Exercise directions: Transcribe the records that follow exactly. Skip the pictures.

Entries taken from a collection:

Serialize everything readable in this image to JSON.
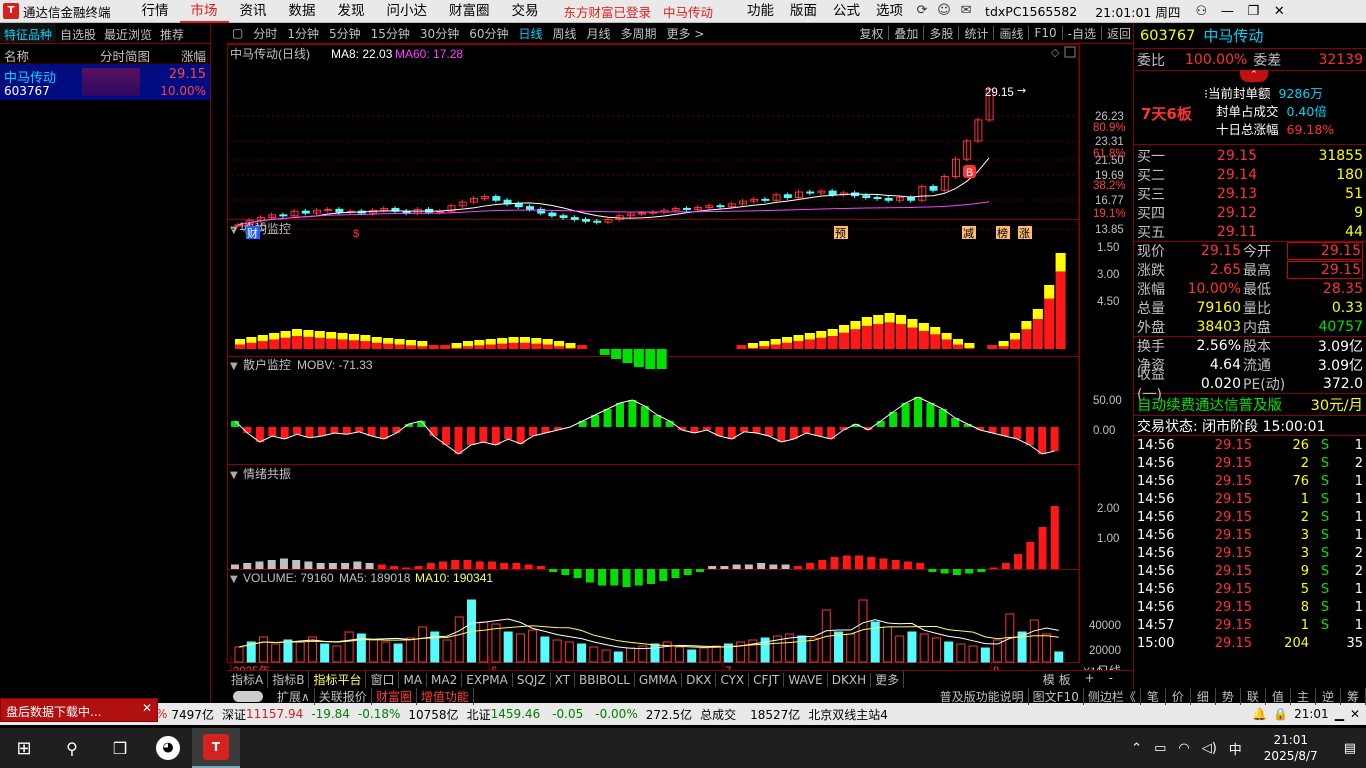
{
  "app": {
    "title": "通达信金融终端",
    "menu": [
      "行情",
      "市场",
      "资讯",
      "数据",
      "发现",
      "问小达",
      "财富圈",
      "交易"
    ],
    "active_menu": "市场",
    "login_status": "东方财富已登录",
    "login_stock": "中马传动",
    "menu_right": [
      "功能",
      "版面",
      "公式",
      "选项"
    ],
    "account": "tdxPC1565582",
    "clock": "21:01:01 周四"
  },
  "left": {
    "tabs": [
      "特征品种",
      "自选股",
      "最近浏览",
      "推荐"
    ],
    "active_tab": "特征品种",
    "header": {
      "name": "名称",
      "chart": "分时简图",
      "change": "涨幅"
    },
    "rows": [
      {
        "name": "中马传动",
        "code": "603767",
        "price": "29.15",
        "change": "10.00%"
      }
    ]
  },
  "chart_tabs": {
    "periods": [
      "分时",
      "1分钟",
      "5分钟",
      "15分钟",
      "30分钟",
      "60分钟",
      "日线",
      "周线",
      "月线",
      "多周期",
      "更多 >"
    ],
    "active_period": "日线",
    "right_tools": [
      "复权",
      "叠加",
      "多股",
      "统计",
      "画线",
      "F10",
      "-自选",
      "返回"
    ]
  },
  "main_chart": {
    "title": "中马传动(日线)",
    "ma8": "MA8: 22.03",
    "ma60": "MA60: 17.28",
    "high_label": "29.15",
    "low_label": "14.15",
    "y_ticks": [
      "26.23",
      "23.31",
      "21.50",
      "19.69",
      "16.77",
      "13.85"
    ],
    "pct_ticks": [
      "80.9%",
      "61.8%",
      "38.2%",
      "19.1%"
    ],
    "markers": [
      "财",
      "$",
      "预",
      "减",
      "榜",
      "涨"
    ],
    "b_marker": "B"
  },
  "panel_inst": {
    "title": "机构监控",
    "y_ticks": [
      "4.50",
      "3.00",
      "1.50"
    ]
  },
  "panel_retail": {
    "title": "散户监控",
    "label": "MOBV: -71.33",
    "y_ticks": [
      "50.00",
      "0.00"
    ]
  },
  "panel_emotion": {
    "title": "情绪共振",
    "y_ticks": [
      "2.00",
      "1.00"
    ]
  },
  "panel_volume": {
    "title": "VOLUME: 79160",
    "ma5": "MA5: 189018",
    "ma10": "MA10: 190341",
    "y_ticks": [
      "40000",
      "20000"
    ],
    "unit": "X10"
  },
  "x_axis": {
    "labels": [
      "2025年",
      "6",
      "7",
      "8"
    ],
    "period_label": "日线"
  },
  "indicator_tabs": [
    "指标A",
    "指标B",
    "指标平台",
    "窗口",
    "MA",
    "MA2",
    "EXPMA",
    "SQJZ",
    "XT",
    "BBIBOLL",
    "GMMA",
    "DKX",
    "CYX",
    "CFJT",
    "WAVE",
    "DKXH",
    "更多"
  ],
  "indicator_right": [
    "模 板",
    "+",
    "-"
  ],
  "bottom_tabs": [
    "扩展∧",
    "关联报价",
    "财富圈",
    "增值功能"
  ],
  "bottom_right": [
    "普及版功能说明",
    "图文F10",
    "侧边栏《"
  ],
  "right_icons": [
    "笔",
    "价",
    "细",
    "势",
    "联",
    "值",
    "主",
    "逆",
    "筹"
  ],
  "quote": {
    "code": "603767",
    "name": "中马传动",
    "weibi_label": "委比",
    "weibi": "100.00%",
    "weicha_label": "委差",
    "weicha": "32139",
    "board_tag": "7天6板",
    "seal_amount_label": "当前封单额",
    "seal_amount": "9286万",
    "seal_ratio_label": "封单占成交",
    "seal_ratio": "0.40倍",
    "ten_day_label": "十日总涨幅",
    "ten_day": "69.18%",
    "bids": [
      {
        "label": "买一",
        "price": "29.15",
        "vol": "31855"
      },
      {
        "label": "买二",
        "price": "29.14",
        "vol": "180"
      },
      {
        "label": "买三",
        "price": "29.13",
        "vol": "51"
      },
      {
        "label": "买四",
        "price": "29.12",
        "vol": "9"
      },
      {
        "label": "买五",
        "price": "29.11",
        "vol": "44"
      }
    ],
    "stats": [
      {
        "l1": "现价",
        "v1": "29.15",
        "l2": "今开",
        "v2": "29.15"
      },
      {
        "l1": "涨跌",
        "v1": "2.65",
        "l2": "最高",
        "v2": "29.15"
      },
      {
        "l1": "涨幅",
        "v1": "10.00%",
        "l2": "最低",
        "v2": "28.35"
      },
      {
        "l1": "总量",
        "v1": "79160",
        "l2": "量比",
        "v2": "0.33"
      },
      {
        "l1": "外盘",
        "v1": "38403",
        "l2": "内盘",
        "v2": "40757"
      }
    ],
    "stats2": [
      {
        "l1": "换手",
        "v1": "2.56%",
        "l2": "股本",
        "v2": "3.09亿"
      },
      {
        "l1": "净资",
        "v1": "4.64",
        "l2": "流通",
        "v2": "3.09亿"
      },
      {
        "l1": "收益(一)",
        "v1": "0.020",
        "l2": "PE(动)",
        "v2": "372.0"
      }
    ],
    "ad_text": "自动续费通达信普及版",
    "ad_price": "30元/月",
    "trade_state": "交易状态: 闭市阶段 15:00:01",
    "ticks": [
      {
        "t": "14:56",
        "p": "29.15",
        "v": "26",
        "d": "S",
        "n": "1"
      },
      {
        "t": "14:56",
        "p": "29.15",
        "v": "2",
        "d": "S",
        "n": "2"
      },
      {
        "t": "14:56",
        "p": "29.15",
        "v": "76",
        "d": "S",
        "n": "1"
      },
      {
        "t": "14:56",
        "p": "29.15",
        "v": "1",
        "d": "S",
        "n": "1"
      },
      {
        "t": "14:56",
        "p": "29.15",
        "v": "2",
        "d": "S",
        "n": "1"
      },
      {
        "t": "14:56",
        "p": "29.15",
        "v": "3",
        "d": "S",
        "n": "1"
      },
      {
        "t": "14:56",
        "p": "29.15",
        "v": "3",
        "d": "S",
        "n": "2"
      },
      {
        "t": "14:56",
        "p": "29.15",
        "v": "9",
        "d": "S",
        "n": "2"
      },
      {
        "t": "14:56",
        "p": "29.15",
        "v": "5",
        "d": "S",
        "n": "1"
      },
      {
        "t": "14:56",
        "p": "29.15",
        "v": "8",
        "d": "S",
        "n": "1"
      },
      {
        "t": "14:57",
        "p": "29.15",
        "v": "1",
        "d": "S",
        "n": "1"
      },
      {
        "t": "15:00",
        "p": "29.15",
        "v": "204",
        "d": "",
        "n": "35"
      }
    ]
  },
  "status_bar": {
    "sh_amount": "7497亿",
    "sz_label": "深证",
    "sz_index": "11157.94",
    "sz_chg": "-19.84",
    "sz_pct": "-0.18%",
    "sz_amount": "10758亿",
    "bz_label": "北证",
    "bz_index": "1459.46",
    "bz_chg": "-0.05",
    "bz_pct": "-0.00%",
    "bz_amount": "272.5亿",
    "total_label": "总成交",
    "total": "18527亿",
    "server": "北京双线主站4"
  },
  "popup": {
    "text": "盘后数据下载中..."
  },
  "taskbar": {
    "time": "21:01",
    "date": "2025/8/7",
    "ime": "中"
  }
}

Expected answer:
Serialize everything readable in this image to JSON.
{
  "app": {
    "title": "通达信金融终端",
    "menu": [
      "行情",
      "市场",
      "资讯",
      "数据",
      "发现",
      "问小达",
      "财富圈",
      "交易"
    ],
    "active_menu": "市场",
    "login_status": "东方财富已登录",
    "login_stock": "中马传动",
    "menu_right": [
      "功能",
      "版面",
      "公式",
      "选项"
    ],
    "account": "tdxPC1565582",
    "clock": "21:01:01 周四"
  },
  "left": {
    "tabs": [
      "特征品种",
      "自选股",
      "最近浏览",
      "推荐"
    ],
    "active_tab": "特征品种",
    "header": {
      "name": "名称",
      "chart": "分时简图",
      "change": "涨幅"
    },
    "rows": [
      {
        "name": "中马传动",
        "code": "603767",
        "price": "29.15",
        "change": "10.00%"
      }
    ]
  },
  "chart_tabs": {
    "periods": [
      "分时",
      "1分钟",
      "5分钟",
      "15分钟",
      "30分钟",
      "60分钟",
      "日线",
      "周线",
      "月线",
      "多周期",
      "更多 >"
    ],
    "active_period": "日线",
    "right_tools": [
      "复权",
      "叠加",
      "多股",
      "统计",
      "画线",
      "F10",
      "-自选",
      "返回"
    ]
  },
  "main_chart": {
    "title": "中马传动(日线)",
    "ma8": "MA8: 22.03",
    "ma60": "MA60: 17.28",
    "high_label": "29.15",
    "low_label": "14.15",
    "y_ticks": [
      "26.23",
      "23.31",
      "21.50",
      "19.69",
      "16.77",
      "13.85"
    ],
    "pct_ticks": [
      "80.9%",
      "61.8%",
      "38.2%",
      "19.1%"
    ],
    "markers": [
      "财",
      "$",
      "预",
      "减",
      "榜",
      "涨"
    ],
    "b_marker": "B"
  },
  "panel_inst": {
    "title": "机构监控",
    "y_ticks": [
      "4.50",
      "3.00",
      "1.50"
    ]
  },
  "panel_retail": {
    "title": "散户监控",
    "label": "MOBV: -71.33",
    "y_ticks": [
      "50.00",
      "0.00"
    ]
  },
  "panel_emotion": {
    "title": "情绪共振",
    "y_ticks": [
      "2.00",
      "1.00"
    ]
  },
  "panel_volume": {
    "title": "VOLUME: 79160",
    "ma5": "MA5: 189018",
    "ma10": "MA10: 190341",
    "y_ticks": [
      "40000",
      "20000"
    ],
    "unit": "X10"
  },
  "x_axis": {
    "labels": [
      "2025年",
      "6",
      "7",
      "8"
    ],
    "period_label": "日线"
  },
  "indicator_tabs": [
    "指标A",
    "指标B",
    "指标平台",
    "窗口",
    "MA",
    "MA2",
    "EXPMA",
    "SQJZ",
    "XT",
    "BBIBOLL",
    "GMMA",
    "DKX",
    "CYX",
    "CFJT",
    "WAVE",
    "DKXH",
    "更多"
  ],
  "indicator_right": [
    "模 板",
    "+",
    "-"
  ],
  "bottom_tabs": [
    "扩展∧",
    "关联报价",
    "财富圈",
    "增值功能"
  ],
  "bottom_right": [
    "普及版功能说明",
    "图文F10",
    "侧边栏《"
  ],
  "right_icons": [
    "笔",
    "价",
    "细",
    "势",
    "联",
    "值",
    "主",
    "逆",
    "筹"
  ],
  "quote": {
    "code": "603767",
    "name": "中马传动",
    "weibi_label": "委比",
    "weibi": "100.00%",
    "weicha_label": "委差",
    "weicha": "32139",
    "board_tag": "7天6板",
    "seal_amount_label": "当前封单额",
    "seal_amount": "9286万",
    "seal_ratio_label": "封单占成交",
    "seal_ratio": "0.40倍",
    "ten_day_label": "十日总涨幅",
    "ten_day": "69.18%",
    "bids": [
      {
        "label": "买一",
        "price": "29.15",
        "vol": "31855"
      },
      {
        "label": "买二",
        "price": "29.14",
        "vol": "180"
      },
      {
        "label": "买三",
        "price": "29.13",
        "vol": "51"
      },
      {
        "label": "买四",
        "price": "29.12",
        "vol": "9"
      },
      {
        "label": "买五",
        "price": "29.11",
        "vol": "44"
      }
    ],
    "stats": [
      {
        "l1": "现价",
        "v1": "29.15",
        "l2": "今开",
        "v2": "29.15"
      },
      {
        "l1": "涨跌",
        "v1": "2.65",
        "l2": "最高",
        "v2": "29.15"
      },
      {
        "l1": "涨幅",
        "v1": "10.00%",
        "l2": "最低",
        "v2": "28.35"
      },
      {
        "l1": "总量",
        "v1": "79160",
        "l2": "量比",
        "v2": "0.33"
      },
      {
        "l1": "外盘",
        "v1": "38403",
        "l2": "内盘",
        "v2": "40757"
      }
    ],
    "stats2": [
      {
        "l1": "换手",
        "v1": "2.56%",
        "l2": "股本",
        "v2": "3.09亿"
      },
      {
        "l1": "净资",
        "v1": "4.64",
        "l2": "流通",
        "v2": "3.09亿"
      },
      {
        "l1": "收益(一)",
        "v1": "0.020",
        "l2": "PE(动)",
        "v2": "372.0"
      }
    ],
    "ad_text": "自动续费通达信普及版",
    "ad_price": "30元/月",
    "trade_state": "交易状态: 闭市阶段 15:00:01",
    "ticks": [
      {
        "t": "14:56",
        "p": "29.15",
        "v": "26",
        "d": "S",
        "n": "1"
      },
      {
        "t": "14:56",
        "p": "29.15",
        "v": "2",
        "d": "S",
        "n": "2"
      },
      {
        "t": "14:56",
        "p": "29.15",
        "v": "76",
        "d": "S",
        "n": "1"
      },
      {
        "t": "14:56",
        "p": "29.15",
        "v": "1",
        "d": "S",
        "n": "1"
      },
      {
        "t": "14:56",
        "p": "29.15",
        "v": "2",
        "d": "S",
        "n": "1"
      },
      {
        "t": "14:56",
        "p": "29.15",
        "v": "3",
        "d": "S",
        "n": "1"
      },
      {
        "t": "14:56",
        "p": "29.15",
        "v": "3",
        "d": "S",
        "n": "2"
      },
      {
        "t": "14:56",
        "p": "29.15",
        "v": "9",
        "d": "S",
        "n": "2"
      },
      {
        "t": "14:56",
        "p": "29.15",
        "v": "5",
        "d": "S",
        "n": "1"
      },
      {
        "t": "14:56",
        "p": "29.15",
        "v": "8",
        "d": "S",
        "n": "1"
      },
      {
        "t": "14:57",
        "p": "29.15",
        "v": "1",
        "d": "S",
        "n": "1"
      },
      {
        "t": "15:00",
        "p": "29.15",
        "v": "204",
        "d": "",
        "n": "35"
      }
    ]
  },
  "status_bar": {
    "sh_amount": "7497亿",
    "sz_label": "深证",
    "sz_index": "11157.94",
    "sz_chg": "-19.84",
    "sz_pct": "-0.18%",
    "sz_amount": "10758亿",
    "bz_label": "北证",
    "bz_index": "1459.46",
    "bz_chg": "-0.05",
    "bz_pct": "-0.00%",
    "bz_amount": "272.5亿",
    "total_label": "总成交",
    "total": "18527亿",
    "server": "北京双线主站4"
  },
  "popup": {
    "text": "盘后数据下载中..."
  },
  "taskbar": {
    "time": "21:01",
    "date": "2025/8/7",
    "ime": "中"
  }
}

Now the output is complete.